╭─ Provided records

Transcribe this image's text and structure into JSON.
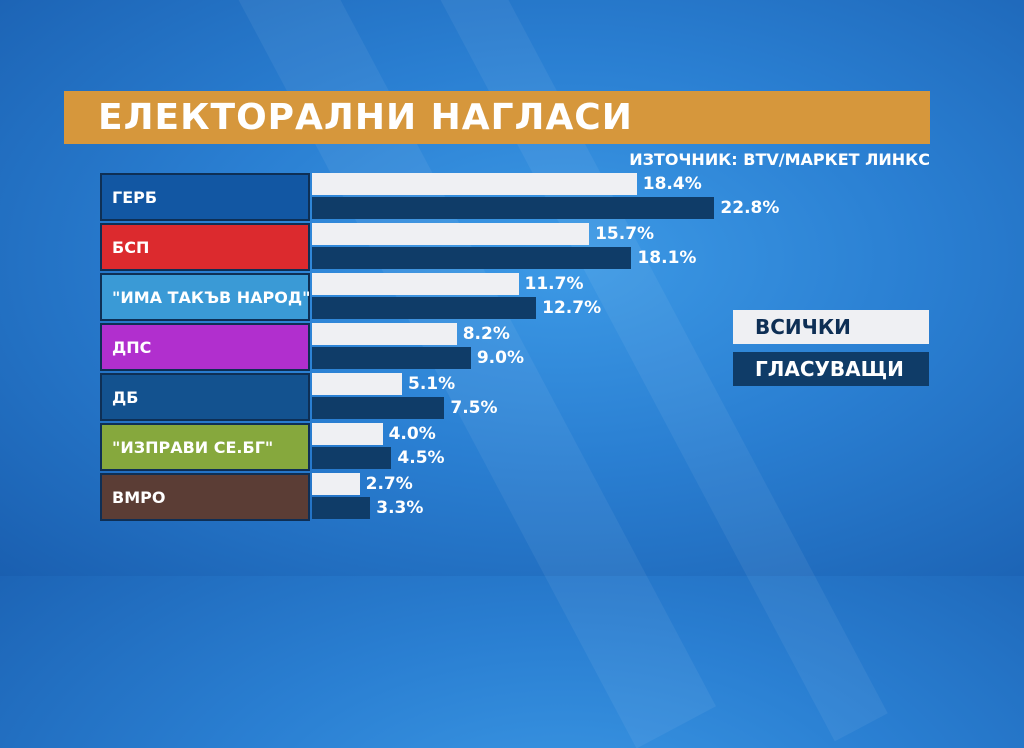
{
  "title": "ЕЛЕКТОРАЛНИ НАГЛАСИ",
  "source": "ИЗТОЧНИК: BTV/МАРКЕТ ЛИНКС",
  "legend": {
    "all": "ВСИЧКИ",
    "voters": "ГЛАСУВАЩИ"
  },
  "colors": {
    "title_bg": "#d6973c",
    "all_bar": "#eff0f3",
    "voters_bar": "#0f3c68",
    "gerb": "#1257a3",
    "bsp": "#dc2a2e",
    "itn": "#3a9ad6",
    "dps": "#b12fce",
    "db": "#13528f",
    "izpravi": "#86a83d",
    "vmro": "#5b3d35"
  },
  "chart_data": {
    "type": "bar",
    "orientation": "horizontal",
    "title": "ЕЛЕКТОРАЛНИ НАГЛАСИ",
    "categories": [
      "ГЕРБ",
      "БСП",
      "\"ИМА ТАКЪВ НАРОД\"",
      "ДПС",
      "ДБ",
      "\"ИЗПРАВИ СЕ.БГ\"",
      "ВМРО"
    ],
    "series": [
      {
        "name": "ВСИЧКИ",
        "values": [
          18.4,
          15.7,
          11.7,
          8.2,
          5.1,
          4.0,
          2.7
        ],
        "labels": [
          "18.4%",
          "15.7%",
          "11.7%",
          "8.2%",
          "5.1%",
          "4.0%",
          "2.7%"
        ]
      },
      {
        "name": "ГЛАСУВАЩИ",
        "values": [
          22.8,
          18.1,
          12.7,
          9.0,
          7.5,
          4.5,
          3.3
        ],
        "labels": [
          "22.8%",
          "18.1%",
          "12.7%",
          "9.0%",
          "7.5%",
          "4.5%",
          "3.3%"
        ]
      }
    ],
    "category_colors": [
      "#1257a3",
      "#dc2a2e",
      "#3a9ad6",
      "#b12fce",
      "#13528f",
      "#86a83d",
      "#5b3d35"
    ],
    "legend_position": "right",
    "grid": false
  }
}
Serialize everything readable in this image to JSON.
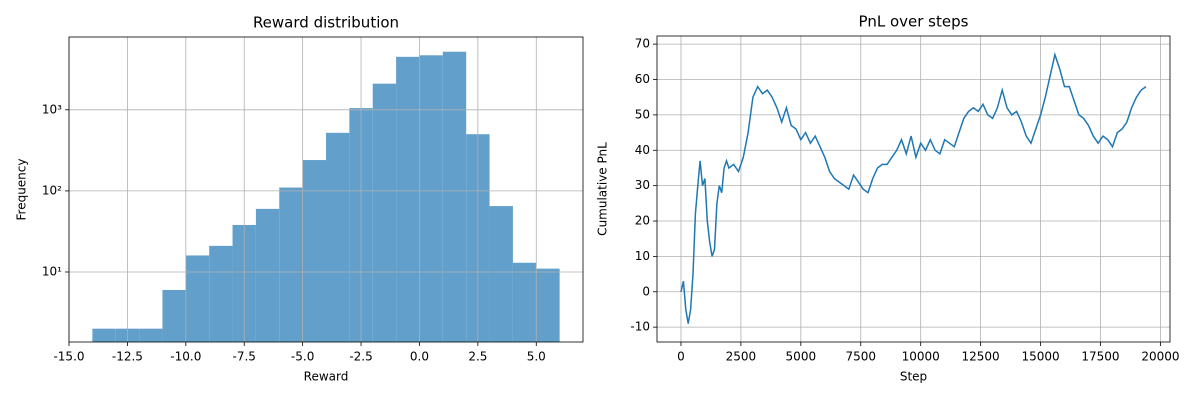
{
  "chart_data": [
    {
      "type": "histogram",
      "title": "Reward distribution",
      "x_label": "Reward",
      "y_label": "Frequency",
      "bins": [
        -14,
        -13,
        -12,
        -11,
        -10,
        -9,
        -8,
        -7,
        -6,
        -5,
        -4,
        -3,
        -2,
        -1,
        0,
        1,
        2,
        3,
        4,
        5,
        6
      ],
      "values": [
        2,
        2,
        2,
        6,
        16,
        21,
        38,
        60,
        110,
        240,
        520,
        1050,
        2100,
        4500,
        4700,
        5200,
        500,
        65,
        13,
        11
      ],
      "color": "#62a0cb",
      "log_y": true,
      "grid": true,
      "xlim": [
        -15,
        7
      ],
      "ylim": [
        1.37,
        7900
      ],
      "xticks": [
        {
          "value": -15,
          "label": "-15.0"
        },
        {
          "value": -12.5,
          "label": "-12.5"
        },
        {
          "value": -10,
          "label": "-10.0"
        },
        {
          "value": -7.5,
          "label": "-7.5"
        },
        {
          "value": -5,
          "label": "-5.0"
        },
        {
          "value": -2.5,
          "label": "-2.5"
        },
        {
          "value": 0,
          "label": "0.0"
        },
        {
          "value": 2.5,
          "label": "2.5"
        },
        {
          "value": 5,
          "label": "5.0"
        }
      ],
      "yticks": [
        {
          "value": 10,
          "label": "10¹"
        },
        {
          "value": 100,
          "label": "10²"
        },
        {
          "value": 1000,
          "label": "10³"
        }
      ]
    },
    {
      "type": "line",
      "title": "PnL over steps",
      "x_label": "Step",
      "y_label": "Cumulative PnL",
      "x": [
        0,
        100,
        200,
        300,
        400,
        500,
        600,
        700,
        800,
        900,
        1000,
        1100,
        1200,
        1300,
        1400,
        1500,
        1600,
        1700,
        1800,
        1900,
        2000,
        2200,
        2400,
        2600,
        2800,
        3000,
        3200,
        3400,
        3600,
        3800,
        4000,
        4200,
        4400,
        4600,
        4800,
        5000,
        5200,
        5400,
        5600,
        5800,
        6000,
        6200,
        6400,
        6600,
        6800,
        7000,
        7200,
        7400,
        7600,
        7800,
        8000,
        8200,
        8400,
        8600,
        8800,
        9000,
        9200,
        9400,
        9600,
        9800,
        10000,
        10200,
        10400,
        10600,
        10800,
        11000,
        11200,
        11400,
        11600,
        11800,
        12000,
        12200,
        12400,
        12600,
        12800,
        13000,
        13200,
        13400,
        13600,
        13800,
        14000,
        14200,
        14400,
        14600,
        14800,
        15000,
        15200,
        15400,
        15600,
        15800,
        16000,
        16200,
        16400,
        16600,
        16800,
        17000,
        17200,
        17400,
        17600,
        17800,
        18000,
        18200,
        18400,
        18600,
        18800,
        19000,
        19200,
        19400
      ],
      "series": [
        {
          "name": "PnL",
          "color": "#1f77b4",
          "values": [
            0,
            3,
            -5,
            -9,
            -5,
            5,
            22,
            30,
            37,
            30,
            32,
            20,
            14,
            10,
            12,
            25,
            30,
            28,
            35,
            37,
            35,
            36,
            34,
            38,
            45,
            55,
            58,
            56,
            57,
            55,
            52,
            48,
            52,
            47,
            46,
            43,
            45,
            42,
            44,
            41,
            38,
            34,
            32,
            31,
            30,
            29,
            33,
            31,
            29,
            28,
            32,
            35,
            36,
            36,
            38,
            40,
            43,
            39,
            44,
            38,
            42,
            40,
            43,
            40,
            39,
            43,
            42,
            41,
            45,
            49,
            51,
            52,
            51,
            53,
            50,
            49,
            52,
            57,
            52,
            50,
            51,
            48,
            44,
            42,
            46,
            50,
            55,
            61,
            67,
            63,
            58,
            58,
            54,
            50,
            49,
            47,
            44,
            42,
            44,
            43,
            41,
            45,
            46,
            48,
            52,
            55,
            57,
            58
          ]
        }
      ],
      "grid": true,
      "xlim": [
        -1000,
        20400
      ],
      "ylim": [
        -14.2,
        72.3
      ],
      "xticks": [
        0,
        2500,
        5000,
        7500,
        10000,
        12500,
        15000,
        17500,
        20000
      ],
      "yticks": [
        -10,
        0,
        10,
        20,
        30,
        40,
        50,
        60,
        70
      ]
    }
  ]
}
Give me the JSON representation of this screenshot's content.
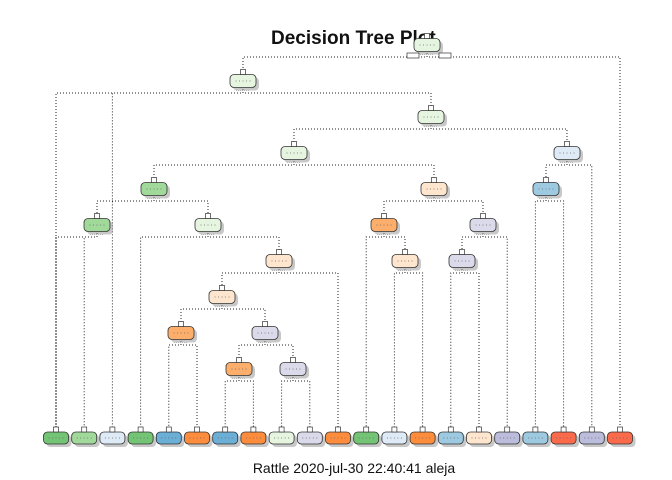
{
  "title": "Decision Tree Plot.",
  "caption": "Rattle 2020-jul-30 22:40:41 aleja",
  "palette": {
    "green": "#a1d99b",
    "green_light": "#e5f5e0",
    "blue": "#9ecae1",
    "blue_light": "#deebf7",
    "orange": "#fdae6b",
    "orange_light": "#fee6ce",
    "purple_light": "#dadaeb",
    "red": "#fb6a4a",
    "leaf_green": "#74c476",
    "leaf_green_light": "#a1d99b",
    "leaf_blue": "#6baed6",
    "leaf_orange": "#fd8d3c",
    "leaf_purple": "#bcbddc",
    "line": "#222222"
  },
  "tree": {
    "nodes": [
      {
        "id": "n1",
        "fill": "green_light"
      },
      {
        "id": "n2",
        "fill": "green_light"
      },
      {
        "id": "n3",
        "fill": "green_light"
      },
      {
        "id": "n4",
        "fill": "green_light"
      },
      {
        "id": "n5",
        "fill": "blue_light"
      },
      {
        "id": "n6",
        "fill": "green"
      },
      {
        "id": "n7",
        "fill": "orange_light"
      },
      {
        "id": "n8",
        "fill": "blue"
      },
      {
        "id": "n9",
        "fill": "green"
      },
      {
        "id": "n10",
        "fill": "green_light"
      },
      {
        "id": "n11",
        "fill": "orange"
      },
      {
        "id": "n12",
        "fill": "purple_light"
      },
      {
        "id": "n13",
        "fill": "orange_light"
      },
      {
        "id": "n14",
        "fill": "orange_light"
      },
      {
        "id": "n15",
        "fill": "orange_light"
      },
      {
        "id": "n16",
        "fill": "purple_light"
      },
      {
        "id": "n17",
        "fill": "orange"
      },
      {
        "id": "n18",
        "fill": "purple_light"
      },
      {
        "id": "n19",
        "fill": "orange"
      },
      {
        "id": "n20",
        "fill": "purple_light"
      }
    ],
    "leaves": [
      {
        "id": "l1",
        "fill": "leaf_green"
      },
      {
        "id": "l2",
        "fill": "leaf_green_light"
      },
      {
        "id": "l3",
        "fill": "blue_light"
      },
      {
        "id": "l4",
        "fill": "leaf_green"
      },
      {
        "id": "l5",
        "fill": "leaf_blue"
      },
      {
        "id": "l6",
        "fill": "leaf_orange"
      },
      {
        "id": "l7",
        "fill": "leaf_blue"
      },
      {
        "id": "l8",
        "fill": "leaf_orange"
      },
      {
        "id": "l9",
        "fill": "green_light"
      },
      {
        "id": "l10",
        "fill": "purple_light"
      },
      {
        "id": "l11",
        "fill": "leaf_orange"
      },
      {
        "id": "l12",
        "fill": "leaf_green"
      },
      {
        "id": "l13",
        "fill": "blue_light"
      },
      {
        "id": "l14",
        "fill": "leaf_orange"
      },
      {
        "id": "l15",
        "fill": "blue"
      },
      {
        "id": "l16",
        "fill": "orange_light"
      },
      {
        "id": "l17",
        "fill": "leaf_purple"
      },
      {
        "id": "l18",
        "fill": "blue"
      },
      {
        "id": "l19",
        "fill": "red"
      },
      {
        "id": "l20",
        "fill": "leaf_purple"
      },
      {
        "id": "l21",
        "fill": "red"
      }
    ],
    "edges": [
      [
        "n1",
        "n2"
      ],
      [
        "n1",
        "l21"
      ],
      [
        "n2",
        "l1"
      ],
      [
        "n2",
        "n3"
      ],
      [
        "n3",
        "n4"
      ],
      [
        "n3",
        "n5"
      ],
      [
        "n4",
        "n6"
      ],
      [
        "n4",
        "n7"
      ],
      [
        "n6",
        "n9"
      ],
      [
        "n6",
        "n10"
      ],
      [
        "n9",
        "l1"
      ],
      [
        "n9",
        "l2"
      ],
      [
        "n10",
        "l4"
      ],
      [
        "n10",
        "n13"
      ],
      [
        "n13",
        "n15"
      ],
      [
        "n13",
        "l11"
      ],
      [
        "n15",
        "n17"
      ],
      [
        "n15",
        "n18"
      ],
      [
        "n17",
        "l5"
      ],
      [
        "n17",
        "l6"
      ],
      [
        "n18",
        "n19"
      ],
      [
        "n18",
        "n20"
      ],
      [
        "n19",
        "l7"
      ],
      [
        "n19",
        "l8"
      ],
      [
        "n20",
        "l9"
      ],
      [
        "n20",
        "l10"
      ],
      [
        "n7",
        "n11"
      ],
      [
        "n7",
        "n12"
      ],
      [
        "n11",
        "l12"
      ],
      [
        "n11",
        "n14"
      ],
      [
        "n14",
        "l13"
      ],
      [
        "n14",
        "l14"
      ],
      [
        "n12",
        "n16"
      ],
      [
        "n12",
        "l17"
      ],
      [
        "n16",
        "l15"
      ],
      [
        "n16",
        "l16"
      ],
      [
        "n5",
        "n8"
      ],
      [
        "n5",
        "l20"
      ],
      [
        "n8",
        "l18"
      ],
      [
        "n8",
        "l19"
      ],
      [
        "n2",
        "l3"
      ]
    ]
  }
}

╰─

Give nothing but the count of lines in the listing above that hold the string "name".

3